▶ **Instructions for the task**:
All lines in which the word "title" occurs are to be extracted.

━━ Given entries

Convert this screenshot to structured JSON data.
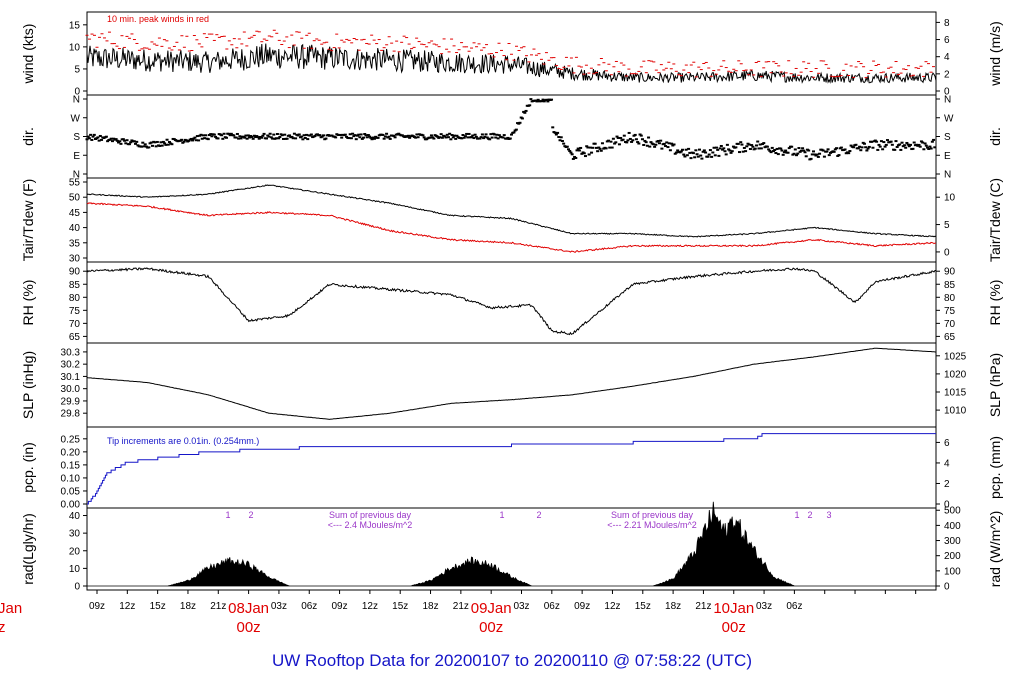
{
  "title": "UW Rooftop Data for 20200107  to  20200110 @ 07:58:22  (UTC)",
  "x_axis": {
    "ticks": [
      "09z",
      "12z",
      "15z",
      "18z",
      "21z",
      "03z",
      "06z",
      "09z",
      "12z",
      "15z",
      "18z",
      "21z",
      "03z",
      "06z",
      "09z",
      "12z",
      "15z",
      "18z",
      "21z",
      "03z",
      "06z"
    ],
    "day_markers": [
      {
        "label": "08Jan",
        "sub": "00z"
      },
      {
        "label": "09Jan",
        "sub": "00z"
      },
      {
        "label": "10Jan",
        "sub": "00z"
      }
    ],
    "left_cut": {
      "label": "Jan",
      "sub": "z"
    }
  },
  "panels": {
    "wind": {
      "ylabel_left": "wind (kts)",
      "ylabel_right": "wind (m/s)",
      "left_ticks": [
        "0",
        "5",
        "10",
        "15"
      ],
      "right_ticks": [
        "0",
        "2",
        "4",
        "6",
        "8"
      ],
      "note": "10 min. peak winds in red"
    },
    "dir": {
      "ylabel_left": "dir.",
      "ylabel_right": "dir.",
      "left_ticks": [
        "N",
        "E",
        "S",
        "W",
        "N"
      ],
      "right_ticks": [
        "N",
        "E",
        "S",
        "W",
        "N"
      ]
    },
    "temp": {
      "ylabel_left": "Tair/Tdew (F)",
      "ylabel_right": "Tair/Tdew (C)",
      "left_ticks": [
        "30",
        "35",
        "40",
        "45",
        "50",
        "55"
      ],
      "right_ticks": [
        "0",
        "5",
        "10"
      ]
    },
    "rh": {
      "ylabel_left": "RH (%)",
      "ylabel_right": "RH (%)",
      "left_ticks": [
        "65",
        "70",
        "75",
        "80",
        "85",
        "90"
      ],
      "right_ticks": [
        "65",
        "70",
        "75",
        "80",
        "85",
        "90"
      ]
    },
    "slp": {
      "ylabel_left": "SLP (inHg)",
      "ylabel_right": "SLP (hPa)",
      "left_ticks": [
        "29.8",
        "29.9",
        "30.0",
        "30.1",
        "30.2",
        "30.3"
      ],
      "right_ticks": [
        "1010",
        "1015",
        "1020",
        "1025"
      ]
    },
    "pcp": {
      "ylabel_left": "pcp. (in)",
      "ylabel_right": "pcp. (mm)",
      "left_ticks": [
        "0.00",
        "0.05",
        "0.10",
        "0.15",
        "0.20",
        "0.25"
      ],
      "right_ticks": [
        "0",
        "2",
        "4",
        "6"
      ],
      "note": "Tip increments are 0.01in. (0.254mm.)"
    },
    "rad": {
      "ylabel_left": "rad(Lgly/hr)",
      "ylabel_right": "rad (W/m^2)",
      "left_ticks": [
        "0",
        "10",
        "20",
        "30",
        "40"
      ],
      "right_ticks": [
        "0",
        "100",
        "200",
        "300",
        "400",
        "500"
      ],
      "sum_notes": [
        {
          "line1": "Sum of previous day",
          "line2": "<--- 2.4 MJoules/m^2"
        },
        {
          "line1": "Sum of previous day",
          "line2": "<--- 2.21 MJoules/m^2"
        }
      ],
      "markers": [
        "1",
        "2",
        "1",
        "2",
        "1",
        "2",
        "3"
      ]
    }
  },
  "colors": {
    "title": "#1515c8",
    "peak": "#e00000",
    "tdew": "#e00000",
    "pcp": "#1515c8",
    "note": "#9a35c8"
  },
  "chart_data": [
    {
      "type": "line",
      "title": "",
      "ylabel": "wind (kts)",
      "ylim": [
        0,
        17
      ],
      "x_hours": [
        0,
        6,
        12,
        18,
        24,
        30,
        36,
        42,
        48,
        54,
        60,
        66,
        72,
        78,
        84
      ],
      "series": [
        {
          "name": "wind",
          "values": [
            7.5,
            7,
            6.5,
            8,
            7.5,
            7,
            6.5,
            6,
            4,
            3,
            3,
            3.5,
            3,
            3,
            3
          ]
        },
        {
          "name": "10 min. peak winds",
          "values": [
            12,
            11,
            11,
            12,
            11,
            11,
            10,
            9,
            6,
            5,
            5,
            5,
            5,
            5,
            5
          ]
        }
      ]
    },
    {
      "type": "scatter",
      "ylabel": "dir.",
      "categories_y": [
        "N",
        "E",
        "S",
        "W",
        "N"
      ],
      "x_hours": [
        0,
        6,
        12,
        18,
        24,
        30,
        36,
        42,
        44,
        48,
        54,
        60,
        66,
        72,
        78,
        84
      ],
      "values": [
        "S",
        "SE",
        "S",
        "S",
        "S",
        "S",
        "S",
        "S",
        "N",
        "E",
        "S",
        "E",
        "SE",
        "E",
        "SE",
        "SE"
      ]
    },
    {
      "type": "line",
      "ylabel": "Tair/Tdew (F)",
      "ylim": [
        30,
        55
      ],
      "x_hours": [
        0,
        6,
        12,
        18,
        24,
        30,
        36,
        42,
        48,
        54,
        60,
        66,
        72,
        78,
        84
      ],
      "series": [
        {
          "name": "Tair",
          "values": [
            51,
            50,
            51,
            54,
            51,
            48,
            44,
            43,
            38,
            38,
            37,
            38,
            40,
            38,
            37
          ]
        },
        {
          "name": "Tdew",
          "values": [
            48,
            47,
            44,
            45,
            44,
            39,
            36,
            35,
            32,
            34,
            34,
            34,
            36,
            34,
            35
          ]
        }
      ]
    },
    {
      "type": "line",
      "ylabel": "RH (%)",
      "ylim": [
        64,
        92
      ],
      "x_hours": [
        0,
        6,
        12,
        16,
        20,
        24,
        30,
        36,
        40,
        44,
        46,
        48,
        54,
        60,
        66,
        70,
        72,
        76,
        78,
        84
      ],
      "series": [
        {
          "name": "RH",
          "values": [
            90,
            91,
            88,
            71,
            73,
            85,
            83,
            81,
            76,
            77,
            67,
            66,
            85,
            88,
            90,
            91,
            90,
            78,
            86,
            90
          ]
        }
      ]
    },
    {
      "type": "line",
      "ylabel": "SLP (inHg)",
      "ylim": [
        29.72,
        30.34
      ],
      "x_hours": [
        0,
        6,
        12,
        18,
        24,
        30,
        36,
        42,
        48,
        54,
        60,
        66,
        72,
        78,
        84
      ],
      "series": [
        {
          "name": "SLP",
          "values": [
            30.09,
            30.05,
            29.95,
            29.8,
            29.75,
            29.8,
            29.88,
            29.91,
            29.95,
            30.02,
            30.1,
            30.2,
            30.26,
            30.33,
            30.3
          ]
        }
      ]
    },
    {
      "type": "line",
      "ylabel": "pcp. (in)",
      "ylim": [
        0,
        0.28
      ],
      "x_hours": [
        0,
        1,
        2,
        4,
        6,
        8,
        10,
        12,
        18,
        24,
        36,
        48,
        60,
        66,
        67,
        84
      ],
      "series": [
        {
          "name": "pcp",
          "values": [
            0,
            0.05,
            0.12,
            0.16,
            0.17,
            0.18,
            0.19,
            0.2,
            0.21,
            0.22,
            0.22,
            0.23,
            0.24,
            0.25,
            0.27,
            0.27
          ]
        }
      ]
    },
    {
      "type": "area",
      "ylabel": "rad(Lgly/hr)",
      "ylim": [
        0,
        42
      ],
      "x_hours": [
        0,
        8,
        10,
        12,
        14,
        16,
        18,
        20,
        32,
        34,
        36,
        38,
        40,
        42,
        44,
        56,
        58,
        60,
        62,
        63,
        64,
        66,
        68,
        70,
        84
      ],
      "series": [
        {
          "name": "rad",
          "values": [
            0,
            0,
            3,
            10,
            14,
            12,
            5,
            0,
            0,
            3,
            10,
            14,
            12,
            5,
            0,
            0,
            4,
            18,
            42,
            30,
            38,
            20,
            5,
            0,
            0
          ]
        }
      ]
    }
  ]
}
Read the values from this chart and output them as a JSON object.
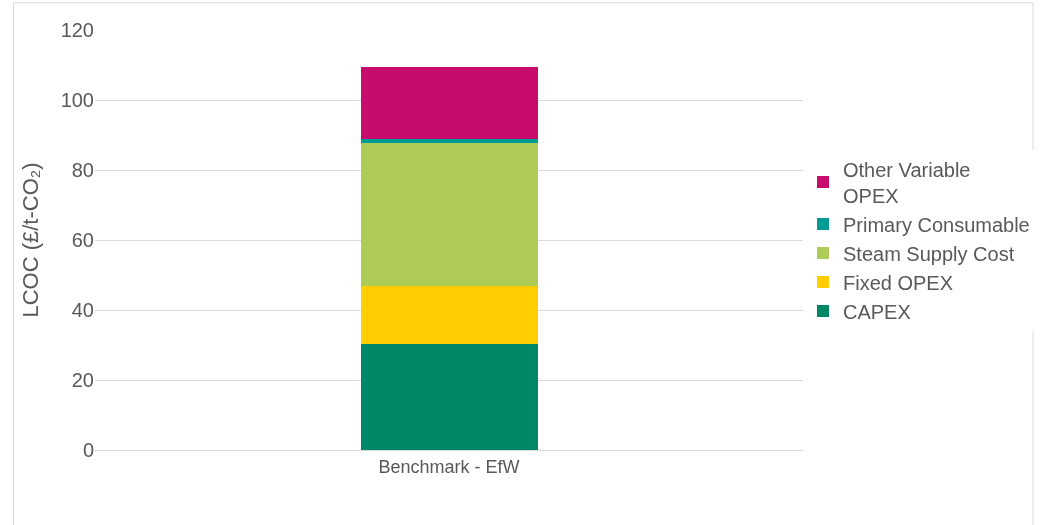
{
  "chart_data": {
    "type": "bar",
    "stacked": true,
    "ylabel": "LCOC (£/t-CO₂)",
    "categories": [
      "Benchmark - EfW"
    ],
    "series": [
      {
        "name": "CAPEX",
        "color": "#008768",
        "values": [
          30.2
        ]
      },
      {
        "name": "Fixed OPEX",
        "color": "#ffcd00",
        "values": [
          16.7
        ]
      },
      {
        "name": "Steam Supply Cost",
        "color": "#afcb57",
        "values": [
          40.8
        ]
      },
      {
        "name": "Primary Consumable",
        "color": "#009b95",
        "values": [
          1.2
        ]
      },
      {
        "name": "Other Variable OPEX",
        "color": "#c80c6d",
        "values": [
          20.4
        ]
      }
    ],
    "ylim": [
      0,
      120
    ],
    "yticks": [
      0,
      20,
      40,
      60,
      80,
      100,
      120
    ],
    "grid": "y",
    "legend": "right"
  }
}
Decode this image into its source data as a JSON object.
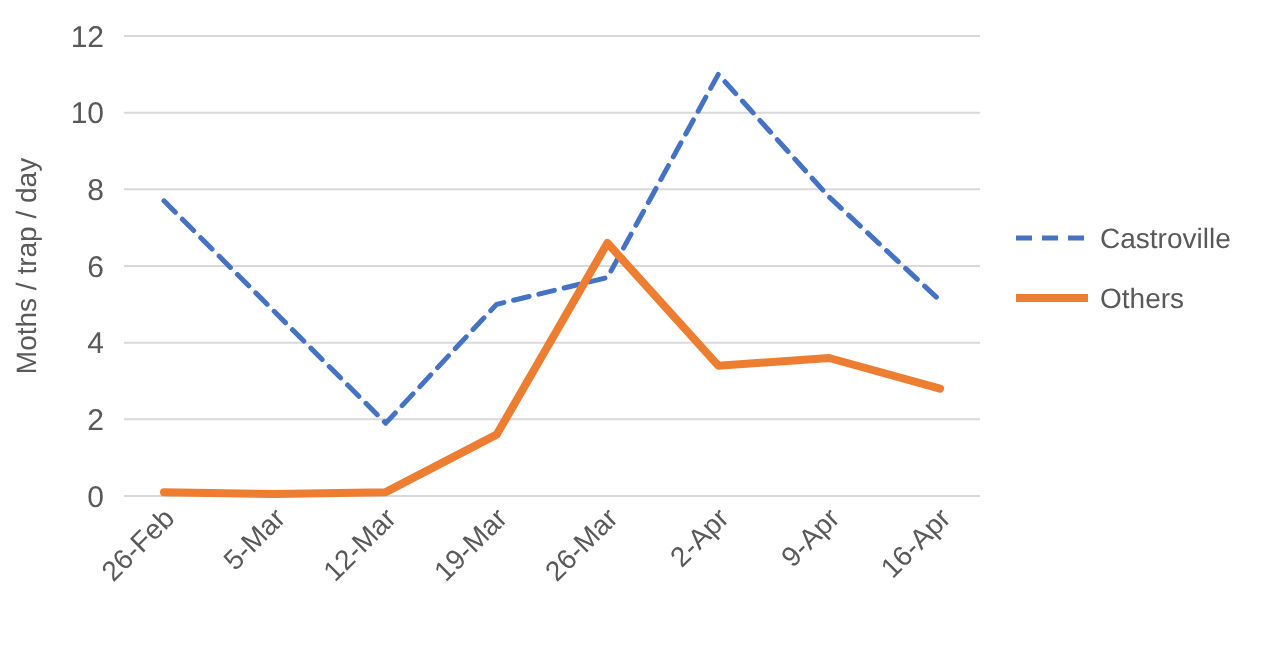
{
  "chart_data": {
    "type": "line",
    "ylabel": "Moths / trap / day",
    "categories": [
      "26-Feb",
      "5-Mar",
      "12-Mar",
      "19-Mar",
      "26-Mar",
      "2-Apr",
      "9-Apr",
      "16-Apr"
    ],
    "series": [
      {
        "name": "Castroville",
        "color": "#4472c4",
        "line_style": "dashed",
        "values": [
          7.7,
          4.8,
          1.9,
          5.0,
          5.7,
          11.0,
          7.8,
          5.1
        ]
      },
      {
        "name": "Others",
        "color": "#ed7d31",
        "line_style": "solid",
        "values": [
          0.1,
          0.05,
          0.1,
          1.6,
          6.6,
          3.4,
          3.6,
          2.8
        ]
      }
    ],
    "ylim": [
      0,
      12
    ],
    "yticks": [
      0,
      2,
      4,
      6,
      8,
      10,
      12
    ],
    "grid": "y",
    "legend": "right"
  }
}
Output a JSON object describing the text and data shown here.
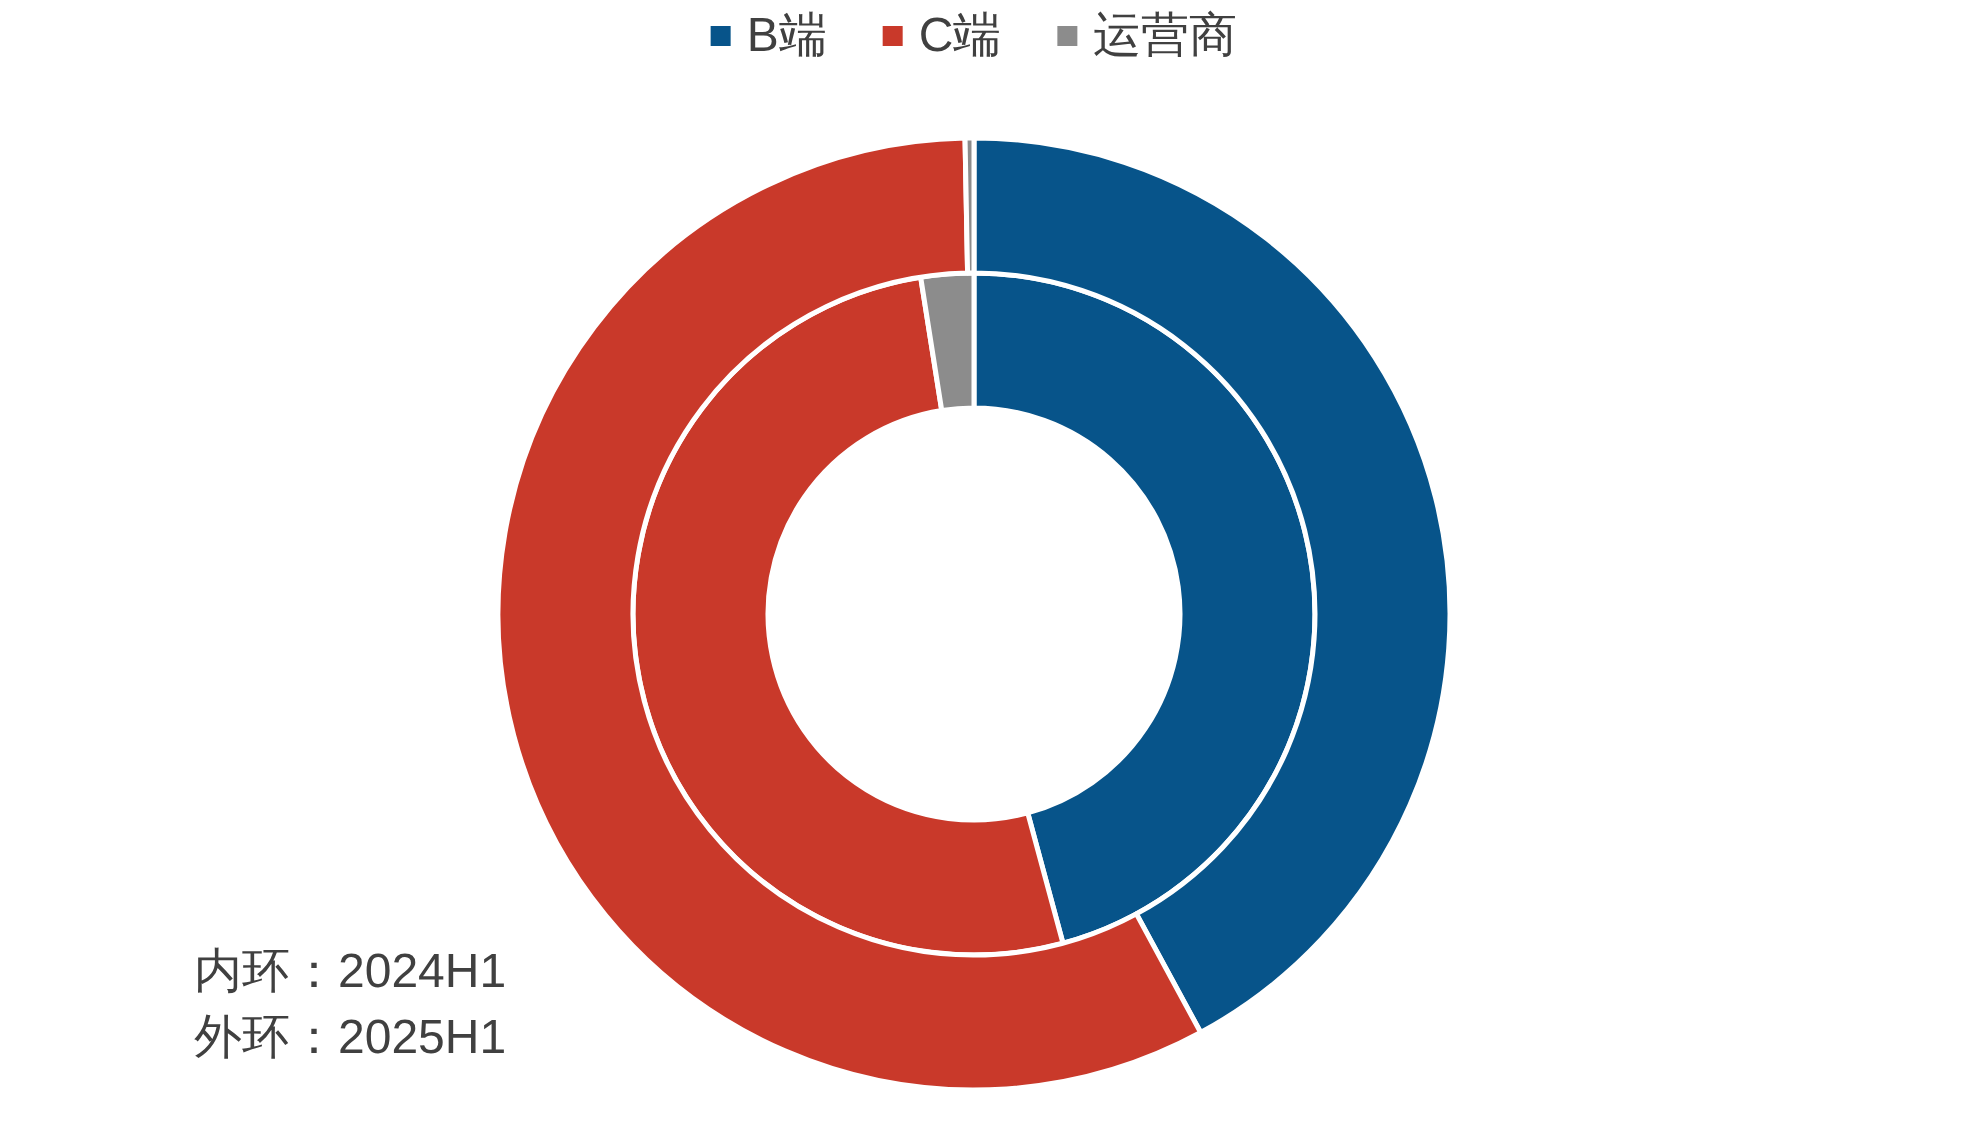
{
  "chart_data": {
    "type": "donut",
    "categories": [
      "B端",
      "C端",
      "运营商"
    ],
    "colors": [
      "#07548a",
      "#c9392a",
      "#8c8c8c"
    ],
    "series": [
      {
        "values": [
          45.8,
          51.7,
          2.5
        ]
      },
      {
        "values": [
          42.1,
          57.6,
          0.3
        ]
      }
    ],
    "legend": "top",
    "annotations": [
      "内环：2024H1",
      "外环：2025H1"
    ]
  }
}
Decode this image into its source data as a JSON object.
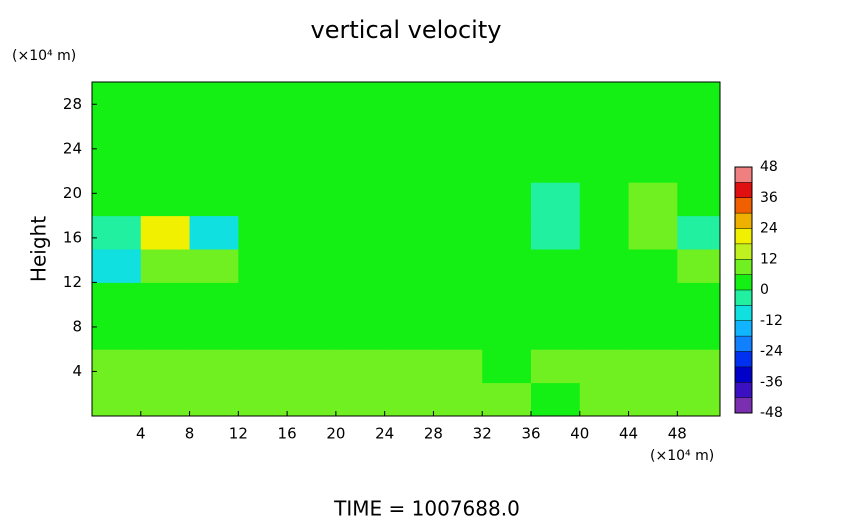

━━━━

▶ **Answer to the problem**:
  "title": "UW Rooftop Data for 20200107  to  20200110 @ 07:58:22  (UTC)",
    "title": "#1515c8",
      "title": "",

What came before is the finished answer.